--- Article ---

Last Updated: Wednesday, 07 October 2015, 08:04 GMT

World Directory of Minorities and Indigenous Peoples - Timor-Leste : Overview

Publisher Minority Rights Group International
Publication Date 2007
Cite as Minority Rights Group International, World Directory of Minorities and Indigenous Peoples - Timor-Leste : Overview, 2007, available at: [accessed 7 October 2015]
DisclaimerThis is not a UNHCR publication. UNHCR is not responsible for, nor does it necessarily endorse, its content. Any views expressed are solely those of the author or publisher and do not necessarily reflect those of UNHCR, the United Nations or its Member States.


The Democratic Republic of Timor-Leste or Timor-Leste is in the eastern half of the island of Timor which it shares with Indonesia, though there is also one small parts of its territory which is completely encircled by Indonesia (Oecussi-Ambeno). It is located at the very south-eastern tip of the Indonesian archipelago, and relatively close (just over 600 kilometres) to the northern Australian coast. Its geography is mountainous and climate tropical.


Main languages: Tetum, Mambai, Portuguese, Bahasa Indonesia, Tocodede, Bunak

Main religions: Roman Catholicism (90 percent), Islam, Animism, Islam (UK Foreign Office Country Profiles, 2007)

Main ethnic groups: Tetum (300,000), Mambae (80,000), Tukudede, Galoli, Bunak, Kemak, Fataluku, Baikeno (UK Foreign Office Country Profiles, 2007)

Timor-Leste's one million people (UK Foreign Office Country Profiles, 2007) are made up of a variety of ethnic groups, speaking some sixteen indigenous languages, as well as Portuguese and Bahasa Indonesia. Most (12) of the indigenous groups are of Austronesian, while there are four including the Bunak, the Fatalukuand and the Makasae which are of predominantly Melanesian-Papuan origin.

Among the largest ethnic groups are the Tetum whose language is one of the country's two official languages (the other being Portuguese). They live mainly around Dili and on the neighbouring northern coast. The Mambae who may constitute around 8 percent live mainly in the central mountains. Some of the other main groups are the Tukudede, Galoli, and the Baikeno. There are also small populations of Portuguese and Chinese, as well as of people of mixed Timorese and Portuguese origin known as mestiços.

--- Supplied records ---

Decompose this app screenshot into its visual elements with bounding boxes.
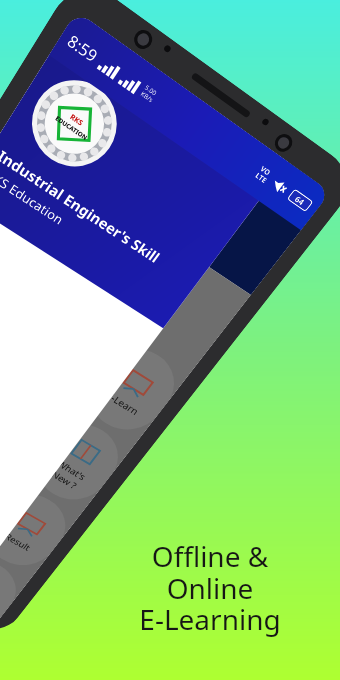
staticText: EDUCATION xyxy=(54,114,89,142)
staticText: Education xyxy=(0,152,121,255)
button[interactable]: Rate Us xyxy=(0,254,125,427)
button[interactable]: Courses xyxy=(0,226,48,360)
staticText: 64 xyxy=(293,193,308,208)
staticText: VO LTE xyxy=(254,164,274,185)
staticText: 5.00 KB/s xyxy=(139,83,159,104)
button[interactable]: About Us xyxy=(0,359,54,518)
staticText: Industrial Engineer's Skill xyxy=(0,145,164,267)
staticText: RKS xyxy=(68,112,86,129)
button[interactable]: Privacy Policy xyxy=(0,308,89,473)
button[interactable]: E-Learn xyxy=(74,332,192,445)
staticText: What's New ? xyxy=(48,457,88,492)
staticText: 8:59 xyxy=(64,29,102,66)
button[interactable]: Study xyxy=(0,280,130,408)
staticText: Result xyxy=(3,531,33,553)
button[interactable]: Result xyxy=(0,479,81,578)
button[interactable]: More xyxy=(0,546,31,633)
button[interactable]: Share xyxy=(0,198,163,379)
button[interactable]: What's New ? xyxy=(21,408,135,514)
staticText: Offline & Online E-Learning xyxy=(130,537,290,638)
staticText: E-Learn xyxy=(104,389,142,418)
button[interactable]: Jobs xyxy=(0,434,21,546)
staticText: Skill Development xyxy=(0,200,72,274)
staticText: Industrial Engineer's Skill xyxy=(23,110,224,258)
button[interactable]: About xyxy=(0,360,74,479)
staticText: RKS Education xyxy=(0,165,67,228)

---

#### Work required:
According to the Timor-Leste overview, where do the Mambae mainly live? The records come from a different source than the text.

#### Final result:
They live mainly in the central mountains.